• _Work to do_:
Copy all entries without alteration and skip the pictures they hold.

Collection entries

++++++++++

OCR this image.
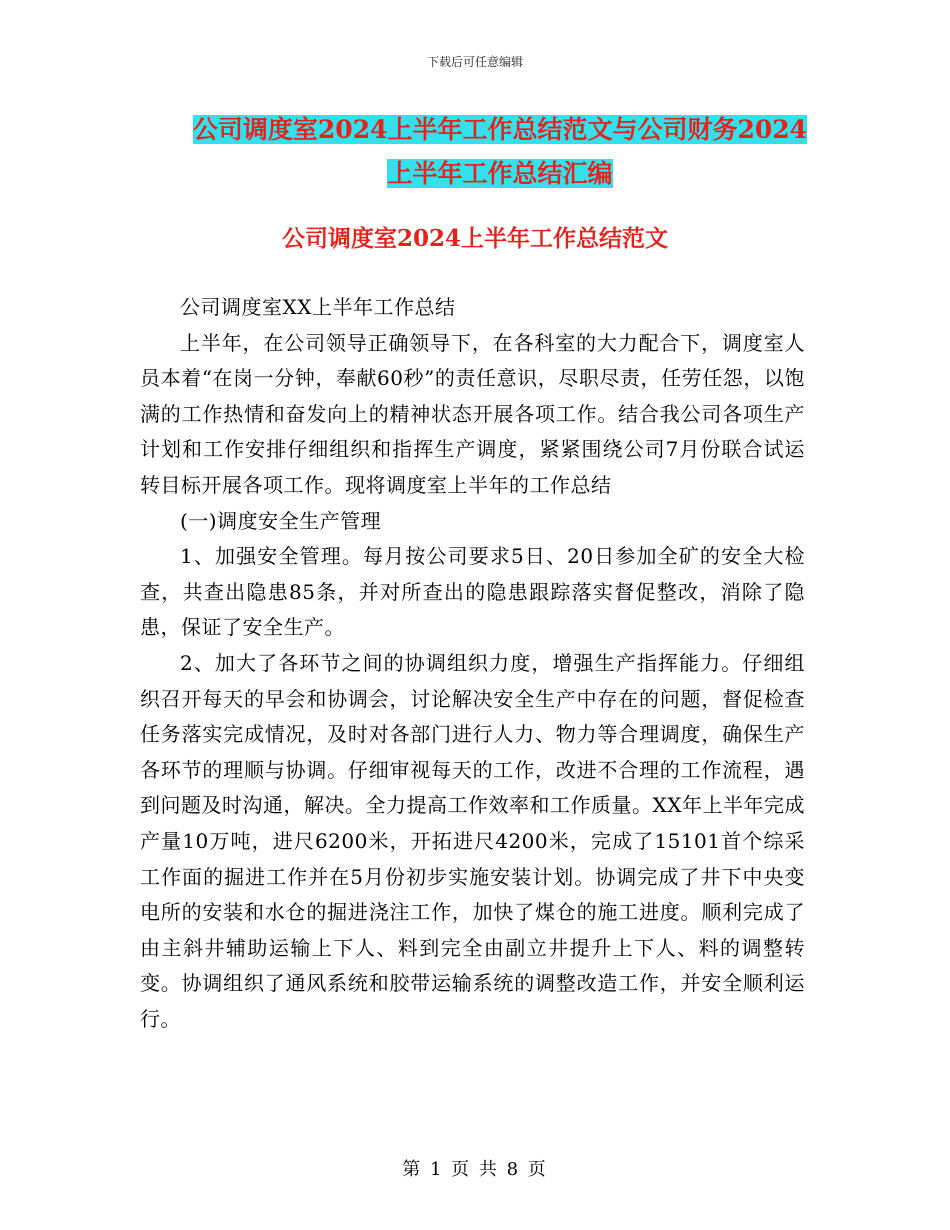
下载后可任意编辑
公司调度室2024上半年工作总结范文与公司财务2024
上半年工作总结汇编
公司调度室2024上半年工作总结范文

公司调度室XX上半年工作总结

上半年，在公司领导正确领导下，在各科室的大力配合下，调度室人员本着“在岗一分钟，奉献60秒”的责任意识，尽职尽责，任劳任怨，以饱满的工作热情和奋发向上的精神状态开展各项工作。结合我公司各项生产计划和工作安排仔细组织和指挥生产调度，紧紧围绕公司7月份联合试运转目标开展各项工作。现将调度室上半年的工作总结

(一)调度安全生产管理

1、加强安全管理。每月按公司要求5日、20日参加全矿的安全大检查，共查出隐患85条，并对所查出的隐患跟踪落实督促整改，消除了隐患，保证了安全生产。

2、加大了各环节之间的协调组织力度，增强生产指挥能力。仔细组织召开每天的早会和协调会，讨论解决安全生产中存在的问题，督促检查任务落实完成情况，及时对各部门进行人力、物力等合理调度，确保生产各环节的理顺与协调。仔细审视每天的工作，改进不合理的工作流程，遇到问题及时沟通，解决。全力提高工作效率和工作质量。XX年上半年完成产量10万吨，进尺6200米，开拓进尺4200米，完成了15101首个综采工作面的掘进工作并在5月份初步实施安装计划。协调完成了井下中央变电所的安装和水仓的掘进浇注工作，加快了煤仓的施工进度。顺利完成了由主斜井辅助运输上下人、料到完全由副立井提升上下人、料的调整转变。协调组织了通风系统和胶带运输系统的调整改造工作，并安全顺利运行。

第 1 页 共 8 页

++++++++++

• _Exercise answer_:
OCR this image.
下载后可任意编辑
公司调度室2024上半年工作总结范文与公司财务2024
上半年工作总结汇编
公司调度室2024上半年工作总结范文

公司调度室XX上半年工作总结

上半年，在公司领导正确领导下，在各科室的大力配合下，调度室人员本着“在岗一分钟，奉献60秒”的责任意识，尽职尽责，任劳任怨，以饱满的工作热情和奋发向上的精神状态开展各项工作。结合我公司各项生产计划和工作安排仔细组织和指挥生产调度，紧紧围绕公司7月份联合试运转目标开展各项工作。现将调度室上半年的工作总结

(一)调度安全生产管理

1、加强安全管理。每月按公司要求5日、20日参加全矿的安全大检查，共查出隐患85条，并对所查出的隐患跟踪落实督促整改，消除了隐患，保证了安全生产。

2、加大了各环节之间的协调组织力度，增强生产指挥能力。仔细组织召开每天的早会和协调会，讨论解决安全生产中存在的问题，督促检查任务落实完成情况，及时对各部门进行人力、物力等合理调度，确保生产各环节的理顺与协调。仔细审视每天的工作，改进不合理的工作流程，遇到问题及时沟通，解决。全力提高工作效率和工作质量。XX年上半年完成产量10万吨，进尺6200米，开拓进尺4200米，完成了15101首个综采工作面的掘进工作并在5月份初步实施安装计划。协调完成了井下中央变电所的安装和水仓的掘进浇注工作，加快了煤仓的施工进度。顺利完成了由主斜井辅助运输上下人、料到完全由副立井提升上下人、料的调整转变。协调组织了通风系统和胶带运输系统的调整改造工作，并安全顺利运行。

第 1 页 共 8 页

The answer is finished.